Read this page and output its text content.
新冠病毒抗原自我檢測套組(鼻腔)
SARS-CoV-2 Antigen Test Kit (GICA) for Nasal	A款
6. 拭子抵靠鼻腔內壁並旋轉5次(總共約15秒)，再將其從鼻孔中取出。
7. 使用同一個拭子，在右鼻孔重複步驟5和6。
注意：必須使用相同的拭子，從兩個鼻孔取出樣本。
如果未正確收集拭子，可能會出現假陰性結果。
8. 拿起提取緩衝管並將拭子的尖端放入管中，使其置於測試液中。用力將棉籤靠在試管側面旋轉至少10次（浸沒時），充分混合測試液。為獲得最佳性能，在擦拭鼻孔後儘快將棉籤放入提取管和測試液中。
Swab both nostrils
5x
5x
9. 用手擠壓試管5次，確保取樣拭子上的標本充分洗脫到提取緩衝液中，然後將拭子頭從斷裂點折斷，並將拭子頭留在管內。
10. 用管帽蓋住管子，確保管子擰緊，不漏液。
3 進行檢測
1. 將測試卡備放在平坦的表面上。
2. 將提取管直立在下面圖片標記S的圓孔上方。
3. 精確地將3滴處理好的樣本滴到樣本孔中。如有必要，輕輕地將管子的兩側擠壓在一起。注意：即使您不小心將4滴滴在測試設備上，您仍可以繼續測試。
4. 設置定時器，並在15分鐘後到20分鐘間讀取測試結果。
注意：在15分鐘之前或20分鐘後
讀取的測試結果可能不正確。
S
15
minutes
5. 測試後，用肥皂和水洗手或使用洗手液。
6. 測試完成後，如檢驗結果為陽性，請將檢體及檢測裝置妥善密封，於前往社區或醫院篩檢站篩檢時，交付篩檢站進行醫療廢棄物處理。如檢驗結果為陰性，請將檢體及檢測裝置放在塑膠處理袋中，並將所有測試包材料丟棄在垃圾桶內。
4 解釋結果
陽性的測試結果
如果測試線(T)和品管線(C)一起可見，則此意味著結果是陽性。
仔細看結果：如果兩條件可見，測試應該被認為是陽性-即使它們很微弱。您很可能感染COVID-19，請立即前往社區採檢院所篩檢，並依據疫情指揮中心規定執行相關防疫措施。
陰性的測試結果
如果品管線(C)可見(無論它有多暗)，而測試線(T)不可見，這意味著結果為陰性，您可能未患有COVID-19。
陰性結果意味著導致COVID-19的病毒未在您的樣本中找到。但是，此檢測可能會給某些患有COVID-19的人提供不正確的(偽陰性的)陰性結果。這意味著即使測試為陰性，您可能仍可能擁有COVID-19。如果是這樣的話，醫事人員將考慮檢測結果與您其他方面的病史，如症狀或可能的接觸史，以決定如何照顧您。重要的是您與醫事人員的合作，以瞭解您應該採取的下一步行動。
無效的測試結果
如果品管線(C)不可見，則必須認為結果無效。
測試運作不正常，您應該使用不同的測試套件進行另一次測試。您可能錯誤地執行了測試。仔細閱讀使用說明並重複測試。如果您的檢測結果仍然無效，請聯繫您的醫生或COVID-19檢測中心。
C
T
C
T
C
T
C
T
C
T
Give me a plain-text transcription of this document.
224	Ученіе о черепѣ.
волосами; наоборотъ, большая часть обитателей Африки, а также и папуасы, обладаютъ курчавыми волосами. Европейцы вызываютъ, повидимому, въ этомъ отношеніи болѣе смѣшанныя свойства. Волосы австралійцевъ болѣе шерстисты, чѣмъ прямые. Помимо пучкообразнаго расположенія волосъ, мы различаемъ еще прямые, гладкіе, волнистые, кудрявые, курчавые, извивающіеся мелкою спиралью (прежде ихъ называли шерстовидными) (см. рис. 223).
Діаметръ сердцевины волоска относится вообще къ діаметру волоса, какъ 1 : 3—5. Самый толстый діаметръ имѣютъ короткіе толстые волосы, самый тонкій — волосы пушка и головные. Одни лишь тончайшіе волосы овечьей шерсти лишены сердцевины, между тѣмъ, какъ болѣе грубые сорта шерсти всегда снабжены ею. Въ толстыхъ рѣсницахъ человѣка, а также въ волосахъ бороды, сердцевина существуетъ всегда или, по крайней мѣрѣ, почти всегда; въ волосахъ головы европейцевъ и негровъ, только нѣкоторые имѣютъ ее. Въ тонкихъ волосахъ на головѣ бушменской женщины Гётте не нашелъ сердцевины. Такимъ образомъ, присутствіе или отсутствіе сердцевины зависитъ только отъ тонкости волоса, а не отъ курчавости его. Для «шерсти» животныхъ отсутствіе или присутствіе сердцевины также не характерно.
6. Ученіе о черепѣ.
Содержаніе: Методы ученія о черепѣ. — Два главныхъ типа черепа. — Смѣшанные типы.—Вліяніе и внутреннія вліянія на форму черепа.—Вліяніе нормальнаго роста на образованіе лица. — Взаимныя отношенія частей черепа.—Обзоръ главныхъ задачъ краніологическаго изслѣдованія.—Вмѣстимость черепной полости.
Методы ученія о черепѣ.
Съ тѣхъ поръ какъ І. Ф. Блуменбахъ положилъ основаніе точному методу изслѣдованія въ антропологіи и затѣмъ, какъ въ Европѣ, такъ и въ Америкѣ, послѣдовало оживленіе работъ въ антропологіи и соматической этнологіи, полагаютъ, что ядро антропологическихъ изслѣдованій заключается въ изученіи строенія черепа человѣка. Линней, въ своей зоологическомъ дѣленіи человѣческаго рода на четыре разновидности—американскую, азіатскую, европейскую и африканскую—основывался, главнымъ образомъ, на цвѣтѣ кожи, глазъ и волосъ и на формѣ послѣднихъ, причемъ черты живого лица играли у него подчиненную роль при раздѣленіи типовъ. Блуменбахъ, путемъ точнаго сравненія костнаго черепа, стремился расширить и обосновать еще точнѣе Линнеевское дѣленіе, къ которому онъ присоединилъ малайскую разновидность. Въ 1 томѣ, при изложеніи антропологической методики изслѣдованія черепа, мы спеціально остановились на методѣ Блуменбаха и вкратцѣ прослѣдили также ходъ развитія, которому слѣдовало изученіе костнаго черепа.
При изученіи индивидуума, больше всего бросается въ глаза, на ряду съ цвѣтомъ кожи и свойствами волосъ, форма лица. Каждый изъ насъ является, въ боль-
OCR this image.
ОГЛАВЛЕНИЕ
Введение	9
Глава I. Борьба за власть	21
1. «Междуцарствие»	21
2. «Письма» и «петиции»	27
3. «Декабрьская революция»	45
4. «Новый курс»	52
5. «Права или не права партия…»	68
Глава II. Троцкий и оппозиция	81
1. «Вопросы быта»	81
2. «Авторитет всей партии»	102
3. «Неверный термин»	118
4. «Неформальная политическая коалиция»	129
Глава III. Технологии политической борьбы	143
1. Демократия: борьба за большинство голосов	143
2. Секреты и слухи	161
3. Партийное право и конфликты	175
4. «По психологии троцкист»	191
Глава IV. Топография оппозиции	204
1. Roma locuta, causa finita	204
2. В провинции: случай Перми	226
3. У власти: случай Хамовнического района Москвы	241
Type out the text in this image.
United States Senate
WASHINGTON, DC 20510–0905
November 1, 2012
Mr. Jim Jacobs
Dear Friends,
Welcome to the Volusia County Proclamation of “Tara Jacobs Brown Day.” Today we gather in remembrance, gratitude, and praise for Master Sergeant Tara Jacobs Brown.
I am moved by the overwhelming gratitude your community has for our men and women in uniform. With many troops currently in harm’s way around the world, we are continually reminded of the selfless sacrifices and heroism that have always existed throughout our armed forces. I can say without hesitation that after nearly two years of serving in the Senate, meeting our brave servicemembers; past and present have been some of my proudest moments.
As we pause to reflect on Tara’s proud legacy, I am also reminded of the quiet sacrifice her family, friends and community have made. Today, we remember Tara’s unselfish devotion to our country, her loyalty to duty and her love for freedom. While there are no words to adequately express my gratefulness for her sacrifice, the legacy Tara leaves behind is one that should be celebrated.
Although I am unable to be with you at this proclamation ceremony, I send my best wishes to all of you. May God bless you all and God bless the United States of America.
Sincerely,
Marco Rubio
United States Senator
● ● ● ●
Goal: From the listing above, return each line with the word "Методы".

Solution to the exercise:
Содержаніе: Методы ученія о черепѣ. — Два главныхъ типа черепа. — Смѣшанные типы.—Вліяніе и внутреннія вліянія на форму черепа.—Вліяніе нормальнаго роста на образованіе лица. — Взаимныя отношенія частей черепа.—Обзоръ главныхъ задачъ краніологическаго изслѣдованія.—Вмѣстимость черепной полости.
Методы ученія о черепѣ.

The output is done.